**Stored data entries:**
------------------------------------------------------------
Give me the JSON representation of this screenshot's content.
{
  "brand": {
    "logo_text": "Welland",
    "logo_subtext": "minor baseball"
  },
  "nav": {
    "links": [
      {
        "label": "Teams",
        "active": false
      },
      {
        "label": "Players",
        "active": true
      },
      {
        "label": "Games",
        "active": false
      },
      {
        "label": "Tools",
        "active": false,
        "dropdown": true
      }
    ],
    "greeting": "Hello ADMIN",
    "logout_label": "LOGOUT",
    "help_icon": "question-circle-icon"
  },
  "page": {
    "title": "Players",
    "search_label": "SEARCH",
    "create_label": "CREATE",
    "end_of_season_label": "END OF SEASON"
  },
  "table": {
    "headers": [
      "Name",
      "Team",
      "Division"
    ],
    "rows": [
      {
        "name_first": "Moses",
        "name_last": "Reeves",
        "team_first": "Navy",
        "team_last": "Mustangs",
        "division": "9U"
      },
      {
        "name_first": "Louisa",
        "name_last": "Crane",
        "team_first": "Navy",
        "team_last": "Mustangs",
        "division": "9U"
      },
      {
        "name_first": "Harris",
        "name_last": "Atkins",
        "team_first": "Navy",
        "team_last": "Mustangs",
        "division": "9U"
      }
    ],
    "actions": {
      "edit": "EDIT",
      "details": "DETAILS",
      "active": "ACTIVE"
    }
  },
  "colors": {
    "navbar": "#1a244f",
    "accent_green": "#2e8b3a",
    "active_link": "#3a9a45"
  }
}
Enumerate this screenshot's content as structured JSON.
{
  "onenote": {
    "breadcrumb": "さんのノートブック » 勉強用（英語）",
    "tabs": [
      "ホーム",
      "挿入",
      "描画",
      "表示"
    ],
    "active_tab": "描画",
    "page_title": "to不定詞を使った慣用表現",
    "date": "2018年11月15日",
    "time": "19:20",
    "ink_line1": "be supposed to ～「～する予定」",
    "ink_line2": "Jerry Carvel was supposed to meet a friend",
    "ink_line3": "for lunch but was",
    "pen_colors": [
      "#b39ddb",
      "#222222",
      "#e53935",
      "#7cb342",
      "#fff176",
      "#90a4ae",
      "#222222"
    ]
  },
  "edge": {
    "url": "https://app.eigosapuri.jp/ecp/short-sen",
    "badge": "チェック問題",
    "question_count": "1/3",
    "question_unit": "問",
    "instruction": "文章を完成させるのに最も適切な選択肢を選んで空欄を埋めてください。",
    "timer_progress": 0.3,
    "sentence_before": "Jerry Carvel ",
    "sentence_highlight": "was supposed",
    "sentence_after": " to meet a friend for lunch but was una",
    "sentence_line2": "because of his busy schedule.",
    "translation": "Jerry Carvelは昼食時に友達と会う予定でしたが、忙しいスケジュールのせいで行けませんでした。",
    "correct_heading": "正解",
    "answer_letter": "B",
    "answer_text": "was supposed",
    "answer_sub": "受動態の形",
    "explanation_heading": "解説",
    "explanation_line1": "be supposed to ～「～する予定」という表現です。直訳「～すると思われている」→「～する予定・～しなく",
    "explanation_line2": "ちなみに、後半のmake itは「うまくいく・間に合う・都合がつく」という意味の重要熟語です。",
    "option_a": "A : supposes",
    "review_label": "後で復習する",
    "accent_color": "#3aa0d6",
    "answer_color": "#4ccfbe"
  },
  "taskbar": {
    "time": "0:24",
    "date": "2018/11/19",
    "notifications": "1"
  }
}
------------------------------------------------------------
Give back exactly the lines that run from the line with "Enumerate this screenshot's" through the close of the material, counting both ends, and nothing more.

**Result for this exercise:**
Enumerate this screenshot's content as structured JSON.
{
  "onenote": {
    "breadcrumb": "さんのノートブック » 勉強用（英語）",
    "tabs": [
      "ホーム",
      "挿入",
      "描画",
      "表示"
    ],
    "active_tab": "描画",
    "page_title": "to不定詞を使った慣用表現",
    "date": "2018年11月15日",
    "time": "19:20",
    "ink_line1": "be supposed to ～「～する予定」",
    "ink_line2": "Jerry Carvel was supposed to meet a friend",
    "ink_line3": "for lunch but was",
    "pen_colors": [
      "#b39ddb",
      "#222222",
      "#e53935",
      "#7cb342",
      "#fff176",
      "#90a4ae",
      "#222222"
    ]
  },
  "edge": {
    "url": "https://app.eigosapuri.jp/ecp/short-sen",
    "badge": "チェック問題",
    "question_count": "1/3",
    "question_unit": "問",
    "instruction": "文章を完成させるのに最も適切な選択肢を選んで空欄を埋めてください。",
    "timer_progress": 0.3,
    "sentence_before": "Jerry Carvel ",
    "sentence_highlight": "was supposed",
    "sentence_after": " to meet a friend for lunch but was una",
    "sentence_line2": "because of his busy schedule.",
    "translation": "Jerry Carvelは昼食時に友達と会う予定でしたが、忙しいスケジュールのせいで行けませんでした。",
    "correct_heading": "正解",
    "answer_letter": "B",
    "answer_text": "was supposed",
    "answer_sub": "受動態の形",
    "explanation_heading": "解説",
    "explanation_line1": "be supposed to ～「～する予定」という表現です。直訳「～すると思われている」→「～する予定・～しなく",
    "explanation_line2": "ちなみに、後半のmake itは「うまくいく・間に合う・都合がつく」という意味の重要熟語です。",
    "option_a": "A : supposes",
    "review_label": "後で復習する",
    "accent_color": "#3aa0d6",
    "answer_color": "#4ccfbe"
  },
  "taskbar": {
    "time": "0:24",
    "date": "2018/11/19",
    "notifications": "1"
  }
}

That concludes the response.